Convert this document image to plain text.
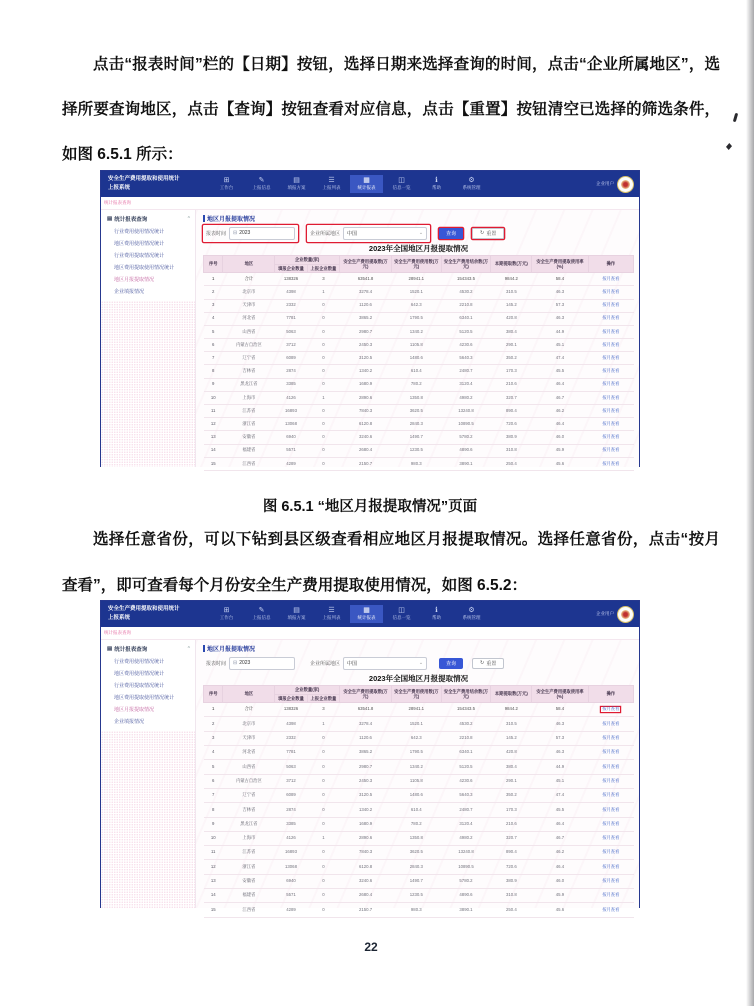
点击“报表时间”栏的【日期】按钮，选择日期来选择查询的时间，点击“企业所属地区”，选择所要查询地区，点击【查询】按钮查看对应信息，点击【重置】按钮清空已选择的筛选条件，如图 6.5.1 所示：

安全生产费用提取和使用统计
上报系统
⊞
工作台
✎
上报信息
▤
填报方案
☰
上报列表
▦
统计报表
◫
信息一览
ℹ
帮助
⚙
系统管理
企业用户
统计报表查询
▤ 统计报表查询	⌃
行业费用使用情况统计
地区费用使用情况统计
行业费用提取情况统计
地区费用提取使用情况统计
地区月报提取情况
企业填报情况
地区月报提取情况
报表时间 ⊟ 2023	企业所属地区 中国	⌄	查询	↻ 重置
2023年全国地区月报提取情况
序号	地区	企业数量(家)		安全生产费用提取数(万元)	安全生产费用使用数(万元)	安全生产费用结余数(万元)	本期提取数(万元)	安全生产费用提取使用率(%)	操作
		填报企业数量	上报企业数量						
1	合计	138326	3	63541.8	28941.1	154343.5	9844.2	58.4	按月查看
2	北京市	4398	1	3278.4	1520.1	4530.2	310.5	46.3	按月查看
3	天津市	2332	0	1120.6	642.3	2210.8	145.2	57.3	按月查看
4	河北省	7781	0	3865.2	1790.5	6340.1	420.8	46.3	按月查看
5	山西省	5063	0	2980.7	1340.2	5120.5	380.4	44.9	按月查看
6	内蒙古自治区	3712	0	2450.3	1105.8	4230.6	290.1	45.1	按月查看
7	辽宁省	6089	0	3120.5	1480.6	5640.3	350.2	47.4	按月查看
8	吉林省	2874	0	1340.2	610.4	2480.7	170.3	45.5	按月查看
9	黑龙江省	3385	0	1680.9	780.2	3120.4	210.6	46.4	按月查看
10	上海市	4126	1	2890.6	1350.8	4980.2	320.7	46.7	按月查看
11	江苏省	16893	0	7840.3	3620.5	13240.8	890.4	46.2	按月查看
12	浙江省	13068	0	6120.8	2840.3	10890.5	720.6	46.4	按月查看
13	安徽省	6940	0	3240.6	1490.7	5780.2	380.9	46.0	按月查看
14	福建省	5571	0	2680.4	1230.5	4890.6	310.8	45.9	按月查看
15	江西省	4289	0	2150.7	980.3	3890.1	250.4	45.6	按月查看

图 6.5.1 “地区月报提取情况”页面

选择任意省份，可以下钻到县区级查看相应地区月报提取情况。选择任意省份，点击“按月查看”，即可查看每个月份安全生产费用提取使用情况，如图 6.5.2：

安全生产费用提取和使用统计
上报系统
⊞
工作台
✎
上报信息
▤
填报方案
☰
上报列表
▦
统计报表
◫
信息一览
ℹ
帮助
⚙
系统管理
企业用户
统计报表查询
▤ 统计报表查询	⌃
行业费用使用情况统计
地区费用使用情况统计
行业费用提取情况统计
地区费用提取使用情况统计
地区月报提取情况
企业填报情况
地区月报提取情况
报表时间 ⊟ 2023	企业所属地区 中国	⌄	查询	↻ 重置
2023年全国地区月报提取情况
序号	地区	企业数量(家)		安全生产费用提取数(万元)	安全生产费用使用数(万元)	安全生产费用结余数(万元)	本期提取数(万元)	安全生产费用提取使用率(%)	操作
		填报企业数量	上报企业数量						
1	合计	138326	3	63541.8	28941.1	154343.5	9844.2	58.4	按月查看
2	北京市	4398	1	3278.4	1520.1	4530.2	310.5	46.3	按月查看
3	天津市	2332	0	1120.6	642.3	2210.8	145.2	57.3	按月查看
4	河北省	7781	0	3865.2	1790.5	6340.1	420.8	46.3	按月查看
5	山西省	5063	0	2980.7	1340.2	5120.5	380.4	44.9	按月查看
6	内蒙古自治区	3712	0	2450.3	1105.8	4230.6	290.1	45.1	按月查看
7	辽宁省	6089	0	3120.5	1480.6	5640.3	350.2	47.4	按月查看
8	吉林省	2874	0	1340.2	610.4	2480.7	170.3	45.5	按月查看
9	黑龙江省	3385	0	1680.9	780.2	3120.4	210.6	46.4	按月查看
10	上海市	4126	1	2890.6	1350.8	4980.2	320.7	46.7	按月查看
11	江苏省	16893	0	7840.3	3620.5	13240.8	890.4	46.2	按月查看
12	浙江省	13068	0	6120.8	2840.3	10890.5	720.6	46.4	按月查看
13	安徽省	6940	0	3240.6	1490.7	5780.2	380.9	46.0	按月查看
14	福建省	5571	0	2680.4	1230.5	4890.6	310.8	45.9	按月查看
15	江西省	4289	0	2150.7	980.3	3890.1	250.4	45.6	按月查看
22
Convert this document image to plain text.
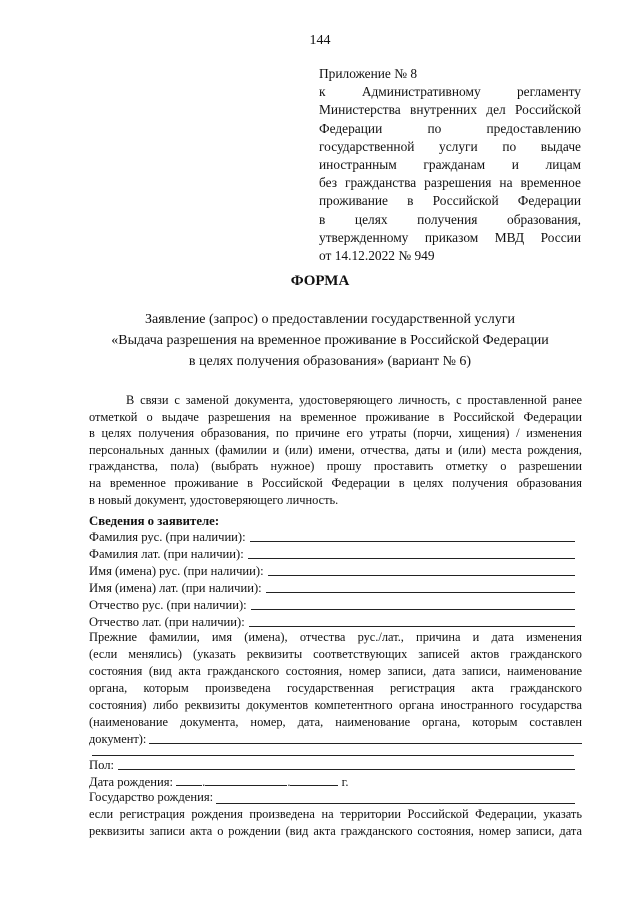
144
Приложение № 8
к Административному регламенту
Министерства внутренних дел Российской
Федерации по предоставлению
государственной услуги по выдаче
иностранным гражданам и лицам
без гражданства разрешения на временное
проживание в Российской Федерации
в целях получения образования,
утвержденному приказом МВД России
от 14.12.2022 № 949
ФОРМА
Заявление (запрос) о предоставлении государственной услуги
«Выдача разрешения на временное проживание в Российской Федерации
в целях получения образования» (вариант № 6)
В связи с заменой документа, удостоверяющего личность, с проставленной ранее
отметкой о выдаче разрешения на временное проживание в Российской Федерации
в целях получения образования, по причине его утраты (порчи, хищения) / изменения
персональных данных (фамилии и (или) имени, отчества, даты и (или) места рождения,
гражданства, пола) (выбрать нужное) прошу проставить отметку о разрешении
на временное проживание в Российской Федерации в целях получения образования
в новый документ, удостоверяющего личность.
Сведения о заявителе:
Фамилия рус. (при наличии):
Фамилия лат. (при наличии):
Имя (имена) рус. (при наличии):
Имя (имена) лат. (при наличии):
Отчество рус. (при наличии):
Отчество лат. (при наличии):
Прежние фамилии, имя (имена), отчества рус./лат., причина и дата изменения
(если менялись) (указать реквизиты соответствующих записей актов гражданского
состояния (вид акта гражданского состояния, номер записи, дата записи, наименование
органа, которым произведена государственная регистрация акта гражданского
состояния) либо реквизиты документов компетентного органа иностранного государства
(наименование документа, номер, дата, наименование органа, которым составлен
документ):
Пол:
Дата рождения: .	.	г.
Государство рождения:
если регистрация рождения произведена на территории Российской Федерации, указать
реквизиты записи акта о рождении (вид акта гражданского состояния, номер записи, дата
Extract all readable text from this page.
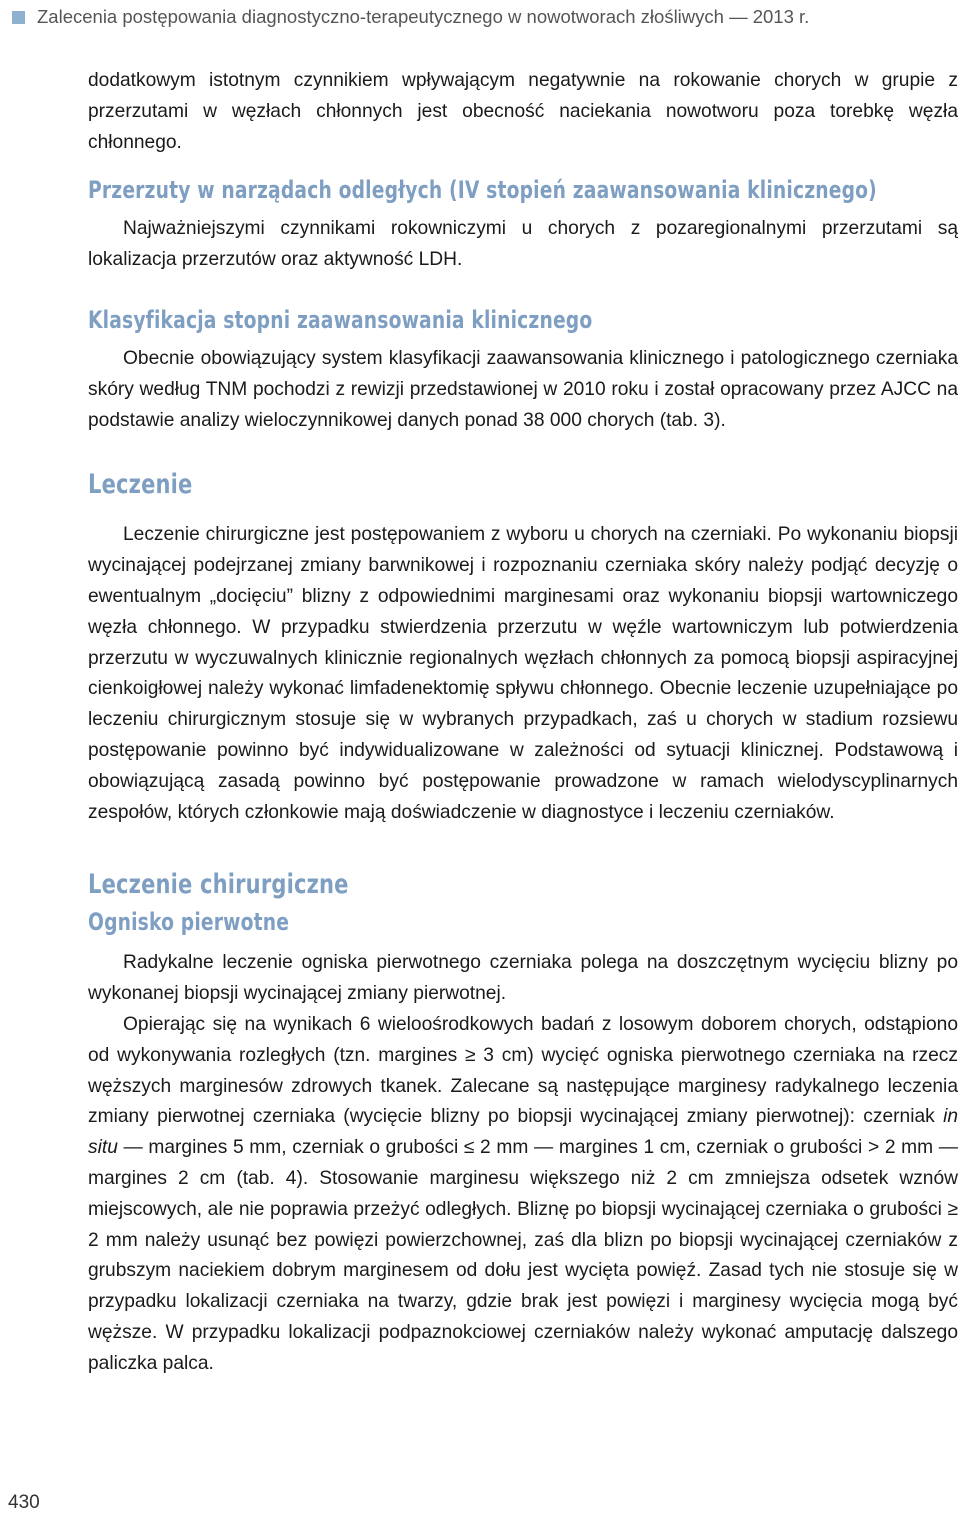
Zalecenia postępowania diagnostyczno-terapeutycznego w nowotworach złośliwych — 2013 r.

dodatkowym istotnym czynnikiem wpływającym negatywnie na rokowanie chorych w grupie z przerzutami w węzłach chłonnych jest obecność naciekania nowotworu poza torebkę węzła chłonnego.

Przerzuty w narządach odległych (IV stopień zaawansowania klinicznego)

Najważniejszymi czynnikami rokowniczymi u chorych z pozaregionalnymi przerzutami są lokalizacja przerzutów oraz aktywność LDH.

Klasyfikacja stopni zaawansowania klinicznego

Obecnie obowiązujący system klasyfikacji zaawansowania klinicznego i patologicznego czerniaka skóry według TNM pochodzi z rewizji przedstawionej w 2010 roku i został opracowany przez AJCC na podstawie analizy wieloczynnikowej danych ponad 38 000 chorych (tab. 3).

Leczenie

Leczenie chirurgiczne jest postępowaniem z wyboru u chorych na czerniaki. Po wykonaniu biopsji wycinającej podejrzanej zmiany barwnikowej i rozpoznaniu czerniaka skóry należy podjąć decyzję o ewentualnym „docięciu” blizny z odpowiednimi marginesami oraz wykonaniu biopsji wartowniczego węzła chłonnego. W przypadku stwierdzenia przerzutu w węźle wartowniczym lub potwierdzenia przerzutu w wyczuwalnych klinicznie regionalnych węzłach chłonnych za pomocą biopsji aspiracyjnej cienkoigłowej należy wykonać limfadenektomię spływu chłonnego. Obecnie leczenie uzupełniające po leczeniu chirurgicznym stosuje się w wybranych przypadkach, zaś u chorych w stadium rozsiewu postępowanie powinno być indywidualizowane w zależności od sytuacji klinicznej. Podstawową i obowiązującą zasadą powinno być postępowanie prowadzone w ramach wielodyscyplinarnych zespołów, których członkowie mają doświadczenie w diagnostyce i leczeniu czerniaków.

Leczenie chirurgiczne
Ognisko pierwotne

Radykalne leczenie ogniska pierwotnego czerniaka polega na doszczętnym wycięciu blizny po wykonanej biopsji wycinającej zmiany pierwotnej.

Opierając się na wynikach 6 wieloośrodkowych badań z losowym doborem chorych, odstąpiono od wykonywania rozległych (tzn. margines ≥ 3 cm) wycięć ogniska pierwotnego czerniaka na rzecz węższych marginesów zdrowych tkanek. Zalecane są następujące marginesy radykalnego leczenia zmiany pierwotnej czerniaka (wycięcie blizny po biopsji wycinającej zmiany pierwotnej): czerniak in situ — margines 5 mm, czerniak o grubości ≤ 2 mm — margines 1 cm, czerniak o grubości > 2 mm — margines 2 cm (tab. 4). Stosowanie marginesu większego niż 2 cm zmniejsza odsetek wznów miejscowych, ale nie poprawia przeżyć odległych. Bliznę po biopsji wycinającej czerniaka o grubości ≥ 2 mm należy usunąć bez powięzi powierzchownej, zaś dla blizn po biopsji wycinającej czerniaków z grubszym naciekiem dobrym marginesem od dołu jest wycięta powięź. Zasad tych nie stosuje się w przypadku lokalizacji czerniaka na twarzy, gdzie brak jest powięzi i marginesy wycięcia mogą być węższe. W przypadku lokalizacji podpaznokciowej czerniaków należy wykonać amputację dalszego paliczka palca.

430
----
Write down only how many lines in the listing contain the word "фамилии".

2